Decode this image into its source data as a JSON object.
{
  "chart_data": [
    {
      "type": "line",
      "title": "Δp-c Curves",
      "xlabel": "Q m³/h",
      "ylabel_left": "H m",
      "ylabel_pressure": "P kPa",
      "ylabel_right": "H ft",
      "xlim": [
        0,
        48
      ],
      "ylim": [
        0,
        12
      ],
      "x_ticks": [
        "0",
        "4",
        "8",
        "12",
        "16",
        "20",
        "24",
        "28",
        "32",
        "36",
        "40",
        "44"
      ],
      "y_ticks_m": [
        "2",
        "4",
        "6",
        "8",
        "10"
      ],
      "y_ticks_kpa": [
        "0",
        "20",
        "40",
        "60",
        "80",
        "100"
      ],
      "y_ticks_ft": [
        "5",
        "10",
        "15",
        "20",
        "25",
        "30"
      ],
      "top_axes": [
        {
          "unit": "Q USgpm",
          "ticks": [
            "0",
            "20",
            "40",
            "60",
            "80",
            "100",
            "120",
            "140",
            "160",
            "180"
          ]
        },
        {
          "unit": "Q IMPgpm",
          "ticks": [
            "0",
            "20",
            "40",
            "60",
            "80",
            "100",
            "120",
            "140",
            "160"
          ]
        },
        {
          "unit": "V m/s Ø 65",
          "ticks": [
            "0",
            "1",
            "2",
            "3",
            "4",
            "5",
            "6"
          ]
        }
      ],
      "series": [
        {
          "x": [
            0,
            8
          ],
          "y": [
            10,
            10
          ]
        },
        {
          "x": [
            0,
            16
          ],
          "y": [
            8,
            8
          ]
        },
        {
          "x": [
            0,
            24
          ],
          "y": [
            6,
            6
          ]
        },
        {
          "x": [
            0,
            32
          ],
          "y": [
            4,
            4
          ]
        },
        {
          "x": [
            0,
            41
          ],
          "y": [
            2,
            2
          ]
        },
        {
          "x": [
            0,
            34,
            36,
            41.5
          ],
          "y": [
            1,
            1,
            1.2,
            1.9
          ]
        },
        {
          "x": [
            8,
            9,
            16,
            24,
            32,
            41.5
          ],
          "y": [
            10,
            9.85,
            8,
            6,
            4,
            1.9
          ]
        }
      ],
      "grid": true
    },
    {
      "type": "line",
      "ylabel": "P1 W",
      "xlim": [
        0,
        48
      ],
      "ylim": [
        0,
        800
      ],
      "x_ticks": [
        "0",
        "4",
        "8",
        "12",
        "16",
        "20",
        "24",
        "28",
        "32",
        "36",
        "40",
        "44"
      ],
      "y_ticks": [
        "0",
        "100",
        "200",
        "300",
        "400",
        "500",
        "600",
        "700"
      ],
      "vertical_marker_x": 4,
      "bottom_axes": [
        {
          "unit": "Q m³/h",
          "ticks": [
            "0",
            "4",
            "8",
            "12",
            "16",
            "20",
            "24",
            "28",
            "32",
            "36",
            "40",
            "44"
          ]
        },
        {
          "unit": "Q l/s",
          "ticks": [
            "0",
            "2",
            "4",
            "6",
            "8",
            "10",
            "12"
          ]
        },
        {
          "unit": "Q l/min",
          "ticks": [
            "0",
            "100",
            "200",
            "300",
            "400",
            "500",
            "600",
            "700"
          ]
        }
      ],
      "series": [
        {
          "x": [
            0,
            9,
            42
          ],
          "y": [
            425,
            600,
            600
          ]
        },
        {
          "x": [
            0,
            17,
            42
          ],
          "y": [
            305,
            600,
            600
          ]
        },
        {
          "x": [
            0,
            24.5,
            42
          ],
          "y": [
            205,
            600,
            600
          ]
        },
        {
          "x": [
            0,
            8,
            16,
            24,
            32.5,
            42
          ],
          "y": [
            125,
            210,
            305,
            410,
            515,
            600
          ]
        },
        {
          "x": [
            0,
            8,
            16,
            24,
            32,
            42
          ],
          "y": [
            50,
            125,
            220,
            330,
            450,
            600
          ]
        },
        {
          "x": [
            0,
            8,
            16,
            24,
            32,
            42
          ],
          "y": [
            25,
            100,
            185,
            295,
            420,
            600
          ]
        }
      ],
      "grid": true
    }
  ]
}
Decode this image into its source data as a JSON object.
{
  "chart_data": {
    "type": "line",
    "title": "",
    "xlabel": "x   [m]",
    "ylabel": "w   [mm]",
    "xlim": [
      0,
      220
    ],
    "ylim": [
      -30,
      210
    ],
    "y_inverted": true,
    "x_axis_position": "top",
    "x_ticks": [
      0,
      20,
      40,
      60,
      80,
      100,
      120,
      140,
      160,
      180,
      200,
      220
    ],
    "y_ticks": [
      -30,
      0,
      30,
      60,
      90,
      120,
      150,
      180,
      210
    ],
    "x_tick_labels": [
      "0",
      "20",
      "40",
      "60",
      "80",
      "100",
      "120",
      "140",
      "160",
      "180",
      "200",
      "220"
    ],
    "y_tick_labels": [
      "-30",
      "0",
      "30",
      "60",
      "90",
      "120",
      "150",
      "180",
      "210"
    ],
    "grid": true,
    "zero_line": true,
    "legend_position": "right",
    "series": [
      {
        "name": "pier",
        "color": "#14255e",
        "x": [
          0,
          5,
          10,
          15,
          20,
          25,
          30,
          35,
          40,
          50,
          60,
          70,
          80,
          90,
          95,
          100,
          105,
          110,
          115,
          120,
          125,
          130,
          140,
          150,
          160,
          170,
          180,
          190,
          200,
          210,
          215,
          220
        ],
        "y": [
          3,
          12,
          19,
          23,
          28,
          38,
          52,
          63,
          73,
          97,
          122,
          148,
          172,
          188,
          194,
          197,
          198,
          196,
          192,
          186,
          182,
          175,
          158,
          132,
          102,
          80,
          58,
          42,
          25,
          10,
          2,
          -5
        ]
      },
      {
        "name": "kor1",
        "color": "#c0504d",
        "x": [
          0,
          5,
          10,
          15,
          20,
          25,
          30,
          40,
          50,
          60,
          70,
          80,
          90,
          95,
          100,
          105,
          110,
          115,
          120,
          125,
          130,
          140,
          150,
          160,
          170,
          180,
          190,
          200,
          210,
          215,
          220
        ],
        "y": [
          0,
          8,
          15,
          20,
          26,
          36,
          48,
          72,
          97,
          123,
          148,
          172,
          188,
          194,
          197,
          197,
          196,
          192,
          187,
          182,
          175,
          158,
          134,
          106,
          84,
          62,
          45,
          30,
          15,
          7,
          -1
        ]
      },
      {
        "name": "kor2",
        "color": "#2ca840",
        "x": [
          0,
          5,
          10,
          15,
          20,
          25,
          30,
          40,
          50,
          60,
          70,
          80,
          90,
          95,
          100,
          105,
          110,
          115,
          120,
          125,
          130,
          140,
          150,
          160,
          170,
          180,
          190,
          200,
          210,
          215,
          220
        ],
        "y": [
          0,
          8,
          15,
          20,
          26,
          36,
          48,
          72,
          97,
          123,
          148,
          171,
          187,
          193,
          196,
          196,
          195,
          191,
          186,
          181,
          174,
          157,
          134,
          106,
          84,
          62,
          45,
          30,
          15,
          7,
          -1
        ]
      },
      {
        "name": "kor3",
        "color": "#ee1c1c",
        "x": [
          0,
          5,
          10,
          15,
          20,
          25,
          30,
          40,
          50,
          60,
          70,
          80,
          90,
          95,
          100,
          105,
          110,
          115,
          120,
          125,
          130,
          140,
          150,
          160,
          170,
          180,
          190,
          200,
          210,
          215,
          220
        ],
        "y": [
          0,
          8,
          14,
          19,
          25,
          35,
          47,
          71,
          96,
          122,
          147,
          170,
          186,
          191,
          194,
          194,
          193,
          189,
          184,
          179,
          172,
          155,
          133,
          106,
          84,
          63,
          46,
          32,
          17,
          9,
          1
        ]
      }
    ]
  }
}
○ ○ ○ ○ ○
**THE PROBLEM**
Set down each entry again, unchanged.

**FINAL RESULT**
Decode this image into its source data as a JSON object.
{
  "chart_data": [
    {
      "type": "line",
      "title": "Δp-c Curves",
      "xlabel": "Q m³/h",
      "ylabel_left": "H m",
      "ylabel_pressure": "P kPa",
      "ylabel_right": "H ft",
      "xlim": [
        0,
        48
      ],
      "ylim": [
        0,
        12
      ],
      "x_ticks": [
        "0",
        "4",
        "8",
        "12",
        "16",
        "20",
        "24",
        "28",
        "32",
        "36",
        "40",
        "44"
      ],
      "y_ticks_m": [
        "2",
        "4",
        "6",
        "8",
        "10"
      ],
      "y_ticks_kpa": [
        "0",
        "20",
        "40",
        "60",
        "80",
        "100"
      ],
      "y_ticks_ft": [
        "5",
        "10",
        "15",
        "20",
        "25",
        "30"
      ],
      "top_axes": [
        {
          "unit": "Q USgpm",
          "ticks": [
            "0",
            "20",
            "40",
            "60",
            "80",
            "100",
            "120",
            "140",
            "160",
            "180"
          ]
        },
        {
          "unit": "Q IMPgpm",
          "ticks": [
            "0",
            "20",
            "40",
            "60",
            "80",
            "100",
            "120",
            "140",
            "160"
          ]
        },
        {
          "unit": "V m/s Ø 65",
          "ticks": [
            "0",
            "1",
            "2",
            "3",
            "4",
            "5",
            "6"
          ]
        }
      ],
      "series": [
        {
          "x": [
            0,
            8
          ],
          "y": [
            10,
            10
          ]
        },
        {
          "x": [
            0,
            16
          ],
          "y": [
            8,
            8
          ]
        },
        {
          "x": [
            0,
            24
          ],
          "y": [
            6,
            6
          ]
        },
        {
          "x": [
            0,
            32
          ],
          "y": [
            4,
            4
          ]
        },
        {
          "x": [
            0,
            41
          ],
          "y": [
            2,
            2
          ]
        },
        {
          "x": [
            0,
            34,
            36,
            41.5
          ],
          "y": [
            1,
            1,
            1.2,
            1.9
          ]
        },
        {
          "x": [
            8,
            9,
            16,
            24,
            32,
            41.5
          ],
          "y": [
            10,
            9.85,
            8,
            6,
            4,
            1.9
          ]
        }
      ],
      "grid": true
    },
    {
      "type": "line",
      "ylabel": "P1 W",
      "xlim": [
        0,
        48
      ],
      "ylim": [
        0,
        800
      ],
      "x_ticks": [
        "0",
        "4",
        "8",
        "12",
        "16",
        "20",
        "24",
        "28",
        "32",
        "36",
        "40",
        "44"
      ],
      "y_ticks": [
        "0",
        "100",
        "200",
        "300",
        "400",
        "500",
        "600",
        "700"
      ],
      "vertical_marker_x": 4,
      "bottom_axes": [
        {
          "unit": "Q m³/h",
          "ticks": [
            "0",
            "4",
            "8",
            "12",
            "16",
            "20",
            "24",
            "28",
            "32",
            "36",
            "40",
            "44"
          ]
        },
        {
          "unit": "Q l/s",
          "ticks": [
            "0",
            "2",
            "4",
            "6",
            "8",
            "10",
            "12"
          ]
        },
        {
          "unit": "Q l/min",
          "ticks": [
            "0",
            "100",
            "200",
            "300",
            "400",
            "500",
            "600",
            "700"
          ]
        }
      ],
      "series": [
        {
          "x": [
            0,
            9,
            42
          ],
          "y": [
            425,
            600,
            600
          ]
        },
        {
          "x": [
            0,
            17,
            42
          ],
          "y": [
            305,
            600,
            600
          ]
        },
        {
          "x": [
            0,
            24.5,
            42
          ],
          "y": [
            205,
            600,
            600
          ]
        },
        {
          "x": [
            0,
            8,
            16,
            24,
            32.5,
            42
          ],
          "y": [
            125,
            210,
            305,
            410,
            515,
            600
          ]
        },
        {
          "x": [
            0,
            8,
            16,
            24,
            32,
            42
          ],
          "y": [
            50,
            125,
            220,
            330,
            450,
            600
          ]
        },
        {
          "x": [
            0,
            8,
            16,
            24,
            32,
            42
          ],
          "y": [
            25,
            100,
            185,
            295,
            420,
            600
          ]
        }
      ],
      "grid": true
    }
  ]
}
Decode this image into its source data as a JSON object.
{
  "chart_data": {
    "type": "line",
    "title": "",
    "xlabel": "x   [m]",
    "ylabel": "w   [mm]",
    "xlim": [
      0,
      220
    ],
    "ylim": [
      -30,
      210
    ],
    "y_inverted": true,
    "x_axis_position": "top",
    "x_ticks": [
      0,
      20,
      40,
      60,
      80,
      100,
      120,
      140,
      160,
      180,
      200,
      220
    ],
    "y_ticks": [
      -30,
      0,
      30,
      60,
      90,
      120,
      150,
      180,
      210
    ],
    "x_tick_labels": [
      "0",
      "20",
      "40",
      "60",
      "80",
      "100",
      "120",
      "140",
      "160",
      "180",
      "200",
      "220"
    ],
    "y_tick_labels": [
      "-30",
      "0",
      "30",
      "60",
      "90",
      "120",
      "150",
      "180",
      "210"
    ],
    "grid": true,
    "zero_line": true,
    "legend_position": "right",
    "series": [
      {
        "name": "pier",
        "color": "#14255e",
        "x": [
          0,
          5,
          10,
          15,
          20,
          25,
          30,
          35,
          40,
          50,
          60,
          70,
          80,
          90,
          95,
          100,
          105,
          110,
          115,
          120,
          125,
          130,
          140,
          150,
          160,
          170,
          180,
          190,
          200,
          210,
          215,
          220
        ],
        "y": [
          3,
          12,
          19,
          23,
          28,
          38,
          52,
          63,
          73,
          97,
          122,
          148,
          172,
          188,
          194,
          197,
          198,
          196,
          192,
          186,
          182,
          175,
          158,
          132,
          102,
          80,
          58,
          42,
          25,
          10,
          2,
          -5
        ]
      },
      {
        "name": "kor1",
        "color": "#c0504d",
        "x": [
          0,
          5,
          10,
          15,
          20,
          25,
          30,
          40,
          50,
          60,
          70,
          80,
          90,
          95,
          100,
          105,
          110,
          115,
          120,
          125,
          130,
          140,
          150,
          160,
          170,
          180,
          190,
          200,
          210,
          215,
          220
        ],
        "y": [
          0,
          8,
          15,
          20,
          26,
          36,
          48,
          72,
          97,
          123,
          148,
          172,
          188,
          194,
          197,
          197,
          196,
          192,
          187,
          182,
          175,
          158,
          134,
          106,
          84,
          62,
          45,
          30,
          15,
          7,
          -1
        ]
      },
      {
        "name": "kor2",
        "color": "#2ca840",
        "x": [
          0,
          5,
          10,
          15,
          20,
          25,
          30,
          40,
          50,
          60,
          70,
          80,
          90,
          95,
          100,
          105,
          110,
          115,
          120,
          125,
          130,
          140,
          150,
          160,
          170,
          180,
          190,
          200,
          210,
          215,
          220
        ],
        "y": [
          0,
          8,
          15,
          20,
          26,
          36,
          48,
          72,
          97,
          123,
          148,
          171,
          187,
          193,
          196,
          196,
          195,
          191,
          186,
          181,
          174,
          157,
          134,
          106,
          84,
          62,
          45,
          30,
          15,
          7,
          -1
        ]
      },
      {
        "name": "kor3",
        "color": "#ee1c1c",
        "x": [
          0,
          5,
          10,
          15,
          20,
          25,
          30,
          40,
          50,
          60,
          70,
          80,
          90,
          95,
          100,
          105,
          110,
          115,
          120,
          125,
          130,
          140,
          150,
          160,
          170,
          180,
          190,
          200,
          210,
          215,
          220
        ],
        "y": [
          0,
          8,
          14,
          19,
          25,
          35,
          47,
          71,
          96,
          122,
          147,
          170,
          186,
          191,
          194,
          194,
          193,
          189,
          184,
          179,
          172,
          155,
          133,
          106,
          84,
          63,
          46,
          32,
          17,
          9,
          1
        ]
      }
    ]
  }
}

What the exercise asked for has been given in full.